[Stored data]
+ + + + +

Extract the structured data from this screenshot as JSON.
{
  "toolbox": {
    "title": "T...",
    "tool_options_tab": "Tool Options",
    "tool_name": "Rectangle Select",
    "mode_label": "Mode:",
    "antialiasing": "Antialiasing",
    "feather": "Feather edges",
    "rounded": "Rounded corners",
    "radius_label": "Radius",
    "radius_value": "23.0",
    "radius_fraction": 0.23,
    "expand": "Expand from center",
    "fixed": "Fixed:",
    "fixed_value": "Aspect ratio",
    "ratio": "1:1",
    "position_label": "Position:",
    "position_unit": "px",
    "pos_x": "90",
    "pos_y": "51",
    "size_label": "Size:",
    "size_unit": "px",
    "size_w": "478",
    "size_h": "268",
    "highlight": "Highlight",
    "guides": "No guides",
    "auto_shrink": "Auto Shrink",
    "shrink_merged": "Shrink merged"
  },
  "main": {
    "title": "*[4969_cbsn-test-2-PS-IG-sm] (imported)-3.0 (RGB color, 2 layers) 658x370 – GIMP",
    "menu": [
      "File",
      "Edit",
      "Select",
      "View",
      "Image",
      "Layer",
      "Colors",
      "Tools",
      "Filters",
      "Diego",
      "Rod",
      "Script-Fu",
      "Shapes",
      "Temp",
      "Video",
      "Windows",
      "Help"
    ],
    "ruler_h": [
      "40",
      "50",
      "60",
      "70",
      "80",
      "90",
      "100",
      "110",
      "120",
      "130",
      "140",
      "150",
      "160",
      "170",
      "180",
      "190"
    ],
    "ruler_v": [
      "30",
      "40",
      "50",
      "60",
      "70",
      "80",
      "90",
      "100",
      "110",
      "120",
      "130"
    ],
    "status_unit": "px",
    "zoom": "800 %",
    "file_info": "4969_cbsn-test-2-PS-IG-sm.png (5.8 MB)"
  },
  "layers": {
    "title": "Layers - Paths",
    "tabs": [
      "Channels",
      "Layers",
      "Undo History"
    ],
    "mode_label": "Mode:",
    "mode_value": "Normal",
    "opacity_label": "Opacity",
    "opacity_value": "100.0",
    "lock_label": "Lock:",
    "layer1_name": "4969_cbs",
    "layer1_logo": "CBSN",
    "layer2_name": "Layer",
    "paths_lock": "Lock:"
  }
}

+ + + + +

» **Your goal**:
Once more, set down the full listing, verbatim.

» **Answer for the task**:
Extract the structured data from this screenshot as JSON.
{
  "toolbox": {
    "title": "T...",
    "tool_options_tab": "Tool Options",
    "tool_name": "Rectangle Select",
    "mode_label": "Mode:",
    "antialiasing": "Antialiasing",
    "feather": "Feather edges",
    "rounded": "Rounded corners",
    "radius_label": "Radius",
    "radius_value": "23.0",
    "radius_fraction": 0.23,
    "expand": "Expand from center",
    "fixed": "Fixed:",
    "fixed_value": "Aspect ratio",
    "ratio": "1:1",
    "position_label": "Position:",
    "position_unit": "px",
    "pos_x": "90",
    "pos_y": "51",
    "size_label": "Size:",
    "size_unit": "px",
    "size_w": "478",
    "size_h": "268",
    "highlight": "Highlight",
    "guides": "No guides",
    "auto_shrink": "Auto Shrink",
    "shrink_merged": "Shrink merged"
  },
  "main": {
    "title": "*[4969_cbsn-test-2-PS-IG-sm] (imported)-3.0 (RGB color, 2 layers) 658x370 – GIMP",
    "menu": [
      "File",
      "Edit",
      "Select",
      "View",
      "Image",
      "Layer",
      "Colors",
      "Tools",
      "Filters",
      "Diego",
      "Rod",
      "Script-Fu",
      "Shapes",
      "Temp",
      "Video",
      "Windows",
      "Help"
    ],
    "ruler_h": [
      "40",
      "50",
      "60",
      "70",
      "80",
      "90",
      "100",
      "110",
      "120",
      "130",
      "140",
      "150",
      "160",
      "170",
      "180",
      "190"
    ],
    "ruler_v": [
      "30",
      "40",
      "50",
      "60",
      "70",
      "80",
      "90",
      "100",
      "110",
      "120",
      "130"
    ],
    "status_unit": "px",
    "zoom": "800 %",
    "file_info": "4969_cbsn-test-2-PS-IG-sm.png (5.8 MB)"
  },
  "layers": {
    "title": "Layers - Paths",
    "tabs": [
      "Channels",
      "Layers",
      "Undo History"
    ],
    "mode_label": "Mode:",
    "mode_value": "Normal",
    "opacity_label": "Opacity",
    "opacity_value": "100.0",
    "lock_label": "Lock:",
    "layer1_name": "4969_cbs",
    "layer1_logo": "CBSN",
    "layer2_name": "Layer",
    "paths_lock": "Lock:"
  }
}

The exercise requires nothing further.